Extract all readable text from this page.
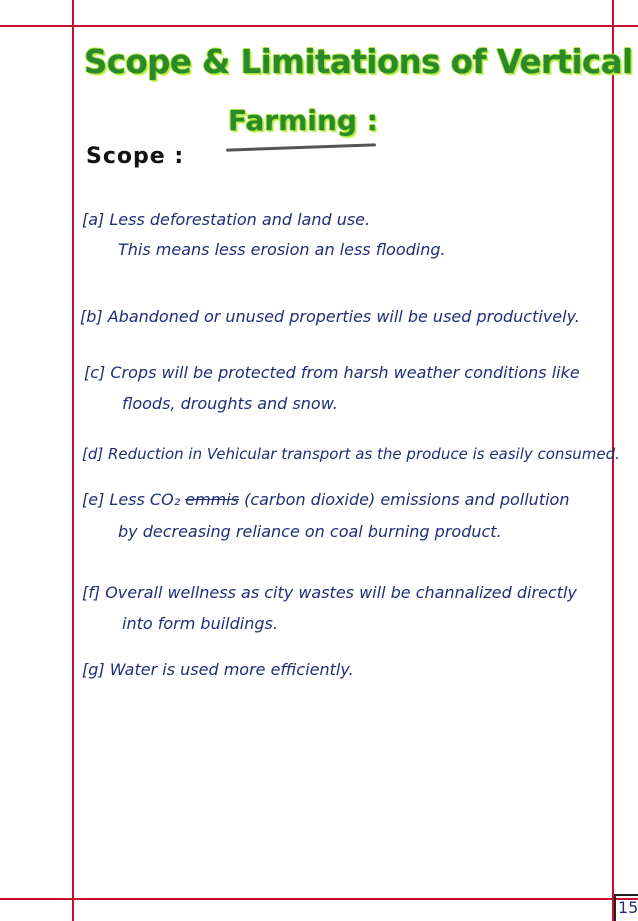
Scope & Limitations of Vertical
Farming :
Scope :

[a] Less deforestation and land use.

This means less erosion an less flooding.

[b] Abandoned or unused properties will be used productively.

[c] Crops will be protected from harsh weather conditions like

floods, droughts and snow.

[d] Reduction in Vehicular transport as the produce is easily consumed.

[e] Less CO₂ emmis (carbon dioxide) emissions and pollution

by decreasing reliance on coal burning product.

[f] Overall wellness as city wastes will be channalized directly

into form buildings.

[g] Water is used more efficiently.

15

******************************

### What is asked
Restate the records word for word, omitting images.

### Solution for this problem
Extract all readable text from this page.
Scope & Limitations of Vertical
Farming :
Scope :

[a] Less deforestation and land use.

This means less erosion an less flooding.

[b] Abandoned or unused properties will be used productively.

[c] Crops will be protected from harsh weather conditions like

floods, droughts and snow.

[d] Reduction in Vehicular transport as the produce is easily consumed.

[e] Less CO₂ emmis (carbon dioxide) emissions and pollution

by decreasing reliance on coal burning product.

[f] Overall wellness as city wastes will be channalized directly

into form buildings.

[g] Water is used more efficiently.

15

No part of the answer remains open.